Page transcription records:
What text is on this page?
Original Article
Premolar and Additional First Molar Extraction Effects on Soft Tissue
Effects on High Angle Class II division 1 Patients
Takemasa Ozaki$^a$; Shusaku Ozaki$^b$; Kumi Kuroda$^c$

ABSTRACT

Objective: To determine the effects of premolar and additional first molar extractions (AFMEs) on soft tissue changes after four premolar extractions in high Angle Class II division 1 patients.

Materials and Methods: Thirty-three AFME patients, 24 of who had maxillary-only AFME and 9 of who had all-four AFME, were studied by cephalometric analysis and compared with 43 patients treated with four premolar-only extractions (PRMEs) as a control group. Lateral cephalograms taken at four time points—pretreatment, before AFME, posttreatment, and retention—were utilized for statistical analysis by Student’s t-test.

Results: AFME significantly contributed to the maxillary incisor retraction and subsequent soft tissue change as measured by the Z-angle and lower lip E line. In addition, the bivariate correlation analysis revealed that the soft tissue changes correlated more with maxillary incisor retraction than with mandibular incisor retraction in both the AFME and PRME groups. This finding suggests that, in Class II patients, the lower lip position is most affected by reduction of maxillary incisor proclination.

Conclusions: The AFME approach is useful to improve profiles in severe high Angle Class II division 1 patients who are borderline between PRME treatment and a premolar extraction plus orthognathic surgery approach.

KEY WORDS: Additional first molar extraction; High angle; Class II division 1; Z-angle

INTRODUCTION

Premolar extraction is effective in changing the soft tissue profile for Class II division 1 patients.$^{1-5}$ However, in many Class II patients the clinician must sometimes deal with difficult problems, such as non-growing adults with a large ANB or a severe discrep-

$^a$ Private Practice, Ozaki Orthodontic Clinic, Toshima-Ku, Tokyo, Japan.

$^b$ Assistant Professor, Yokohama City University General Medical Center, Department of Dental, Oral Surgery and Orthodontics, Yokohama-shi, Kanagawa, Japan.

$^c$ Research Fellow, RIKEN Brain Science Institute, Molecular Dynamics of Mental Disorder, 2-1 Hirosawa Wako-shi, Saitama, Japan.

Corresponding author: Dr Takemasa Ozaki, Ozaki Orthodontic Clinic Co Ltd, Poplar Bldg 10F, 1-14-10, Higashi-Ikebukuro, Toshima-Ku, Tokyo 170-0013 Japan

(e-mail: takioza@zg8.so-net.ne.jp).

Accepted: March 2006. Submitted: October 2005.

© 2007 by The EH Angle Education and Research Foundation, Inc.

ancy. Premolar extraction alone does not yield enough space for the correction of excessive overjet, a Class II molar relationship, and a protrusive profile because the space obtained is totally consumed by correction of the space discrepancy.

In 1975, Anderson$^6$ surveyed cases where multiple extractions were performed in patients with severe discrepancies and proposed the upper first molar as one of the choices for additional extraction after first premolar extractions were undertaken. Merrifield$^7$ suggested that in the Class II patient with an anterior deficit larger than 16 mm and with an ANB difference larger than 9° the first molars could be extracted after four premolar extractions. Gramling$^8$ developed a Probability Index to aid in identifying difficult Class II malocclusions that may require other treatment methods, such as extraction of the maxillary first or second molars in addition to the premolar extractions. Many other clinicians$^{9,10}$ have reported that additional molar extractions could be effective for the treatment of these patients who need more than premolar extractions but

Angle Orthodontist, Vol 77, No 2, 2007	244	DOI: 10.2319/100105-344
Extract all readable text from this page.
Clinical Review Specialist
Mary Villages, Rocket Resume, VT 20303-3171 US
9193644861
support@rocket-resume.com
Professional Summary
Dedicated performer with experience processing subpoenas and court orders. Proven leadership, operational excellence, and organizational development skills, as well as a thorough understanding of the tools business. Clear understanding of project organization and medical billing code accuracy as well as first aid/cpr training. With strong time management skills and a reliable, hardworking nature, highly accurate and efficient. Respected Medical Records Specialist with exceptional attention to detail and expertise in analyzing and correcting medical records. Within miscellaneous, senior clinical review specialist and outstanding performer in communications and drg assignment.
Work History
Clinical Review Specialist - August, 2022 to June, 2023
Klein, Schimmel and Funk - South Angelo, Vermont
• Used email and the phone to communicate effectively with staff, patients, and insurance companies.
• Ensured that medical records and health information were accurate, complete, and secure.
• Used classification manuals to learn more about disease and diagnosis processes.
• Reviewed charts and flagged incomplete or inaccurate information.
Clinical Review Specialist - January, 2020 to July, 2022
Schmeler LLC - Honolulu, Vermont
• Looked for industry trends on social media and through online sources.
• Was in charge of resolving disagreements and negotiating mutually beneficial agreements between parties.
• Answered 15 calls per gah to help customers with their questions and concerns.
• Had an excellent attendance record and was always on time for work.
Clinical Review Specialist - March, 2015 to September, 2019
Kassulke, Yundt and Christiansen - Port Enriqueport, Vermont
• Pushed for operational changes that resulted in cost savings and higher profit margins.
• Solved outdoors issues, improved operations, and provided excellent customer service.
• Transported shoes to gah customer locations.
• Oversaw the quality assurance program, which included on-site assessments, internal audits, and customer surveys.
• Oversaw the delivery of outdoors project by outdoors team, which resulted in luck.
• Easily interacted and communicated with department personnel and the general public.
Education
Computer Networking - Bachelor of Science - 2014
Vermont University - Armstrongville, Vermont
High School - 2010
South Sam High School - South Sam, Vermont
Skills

Activity: Output the lines above verbatim and in full.

Task result:
What text is on this page?
Original Article
Premolar and Additional First Molar Extraction Effects on Soft Tissue
Effects on High Angle Class II division 1 Patients
Takemasa Ozaki$^a$; Shusaku Ozaki$^b$; Kumi Kuroda$^c$

ABSTRACT

Objective: To determine the effects of premolar and additional first molar extractions (AFMEs) on soft tissue changes after four premolar extractions in high Angle Class II division 1 patients.

Materials and Methods: Thirty-three AFME patients, 24 of who had maxillary-only AFME and 9 of who had all-four AFME, were studied by cephalometric analysis and compared with 43 patients treated with four premolar-only extractions (PRMEs) as a control group. Lateral cephalograms taken at four time points—pretreatment, before AFME, posttreatment, and retention—were utilized for statistical analysis by Student’s t-test.

Results: AFME significantly contributed to the maxillary incisor retraction and subsequent soft tissue change as measured by the Z-angle and lower lip E line. In addition, the bivariate correlation analysis revealed that the soft tissue changes correlated more with maxillary incisor retraction than with mandibular incisor retraction in both the AFME and PRME groups. This finding suggests that, in Class II patients, the lower lip position is most affected by reduction of maxillary incisor proclination.

Conclusions: The AFME approach is useful to improve profiles in severe high Angle Class II division 1 patients who are borderline between PRME treatment and a premolar extraction plus orthognathic surgery approach.

KEY WORDS: Additional first molar extraction; High angle; Class II division 1; Z-angle

INTRODUCTION

Premolar extraction is effective in changing the soft tissue profile for Class II division 1 patients.$^{1-5}$ However, in many Class II patients the clinician must sometimes deal with difficult problems, such as non-growing adults with a large ANB or a severe discrep-

$^a$ Private Practice, Ozaki Orthodontic Clinic, Toshima-Ku, Tokyo, Japan.

$^b$ Assistant Professor, Yokohama City University General Medical Center, Department of Dental, Oral Surgery and Orthodontics, Yokohama-shi, Kanagawa, Japan.

$^c$ Research Fellow, RIKEN Brain Science Institute, Molecular Dynamics of Mental Disorder, 2-1 Hirosawa Wako-shi, Saitama, Japan.

Corresponding author: Dr Takemasa Ozaki, Ozaki Orthodontic Clinic Co Ltd, Poplar Bldg 10F, 1-14-10, Higashi-Ikebukuro, Toshima-Ku, Tokyo 170-0013 Japan

(e-mail: takioza@zg8.so-net.ne.jp).

Accepted: March 2006. Submitted: October 2005.

© 2007 by The EH Angle Education and Research Foundation, Inc.

ancy. Premolar extraction alone does not yield enough space for the correction of excessive overjet, a Class II molar relationship, and a protrusive profile because the space obtained is totally consumed by correction of the space discrepancy.

In 1975, Anderson$^6$ surveyed cases where multiple extractions were performed in patients with severe discrepancies and proposed the upper first molar as one of the choices for additional extraction after first premolar extractions were undertaken. Merrifield$^7$ suggested that in the Class II patient with an anterior deficit larger than 16 mm and with an ANB difference larger than 9° the first molars could be extracted after four premolar extractions. Gramling$^8$ developed a Probability Index to aid in identifying difficult Class II malocclusions that may require other treatment methods, such as extraction of the maxillary first or second molars in addition to the premolar extractions. Many other clinicians$^{9,10}$ have reported that additional molar extractions could be effective for the treatment of these patients who need more than premolar extractions but

Angle Orthodontist, Vol 77, No 2, 2007	244	DOI: 10.2319/100105-344
Extract all readable text from this page.
Clinical Review Specialist
Mary Villages, Rocket Resume, VT 20303-3171 US
9193644861
support@rocket-resume.com
Professional Summary
Dedicated performer with experience processing subpoenas and court orders. Proven leadership, operational excellence, and organizational development skills, as well as a thorough understanding of the tools business. Clear understanding of project organization and medical billing code accuracy as well as first aid/cpr training. With strong time management skills and a reliable, hardworking nature, highly accurate and efficient. Respected Medical Records Specialist with exceptional attention to detail and expertise in analyzing and correcting medical records. Within miscellaneous, senior clinical review specialist and outstanding performer in communications and drg assignment.
Work History
Clinical Review Specialist - August, 2022 to June, 2023
Klein, Schimmel and Funk - South Angelo, Vermont
• Used email and the phone to communicate effectively with staff, patients, and insurance companies.
• Ensured that medical records and health information were accurate, complete, and secure.
• Used classification manuals to learn more about disease and diagnosis processes.
• Reviewed charts and flagged incomplete or inaccurate information.
Clinical Review Specialist - January, 2020 to July, 2022
Schmeler LLC - Honolulu, Vermont
• Looked for industry trends on social media and through online sources.
• Was in charge of resolving disagreements and negotiating mutually beneficial agreements between parties.
• Answered 15 calls per gah to help customers with their questions and concerns.
• Had an excellent attendance record and was always on time for work.
Clinical Review Specialist - March, 2015 to September, 2019
Kassulke, Yundt and Christiansen - Port Enriqueport, Vermont
• Pushed for operational changes that resulted in cost savings and higher profit margins.
• Solved outdoors issues, improved operations, and provided excellent customer service.
• Transported shoes to gah customer locations.
• Oversaw the quality assurance program, which included on-site assessments, internal audits, and customer surveys.
• Oversaw the delivery of outdoors project by outdoors team, which resulted in luck.
• Easily interacted and communicated with department personnel and the general public.
Education
Computer Networking - Bachelor of Science - 2014
Vermont University - Armstrongville, Vermont
High School - 2010
South Sam High School - South Sam, Vermont
Skills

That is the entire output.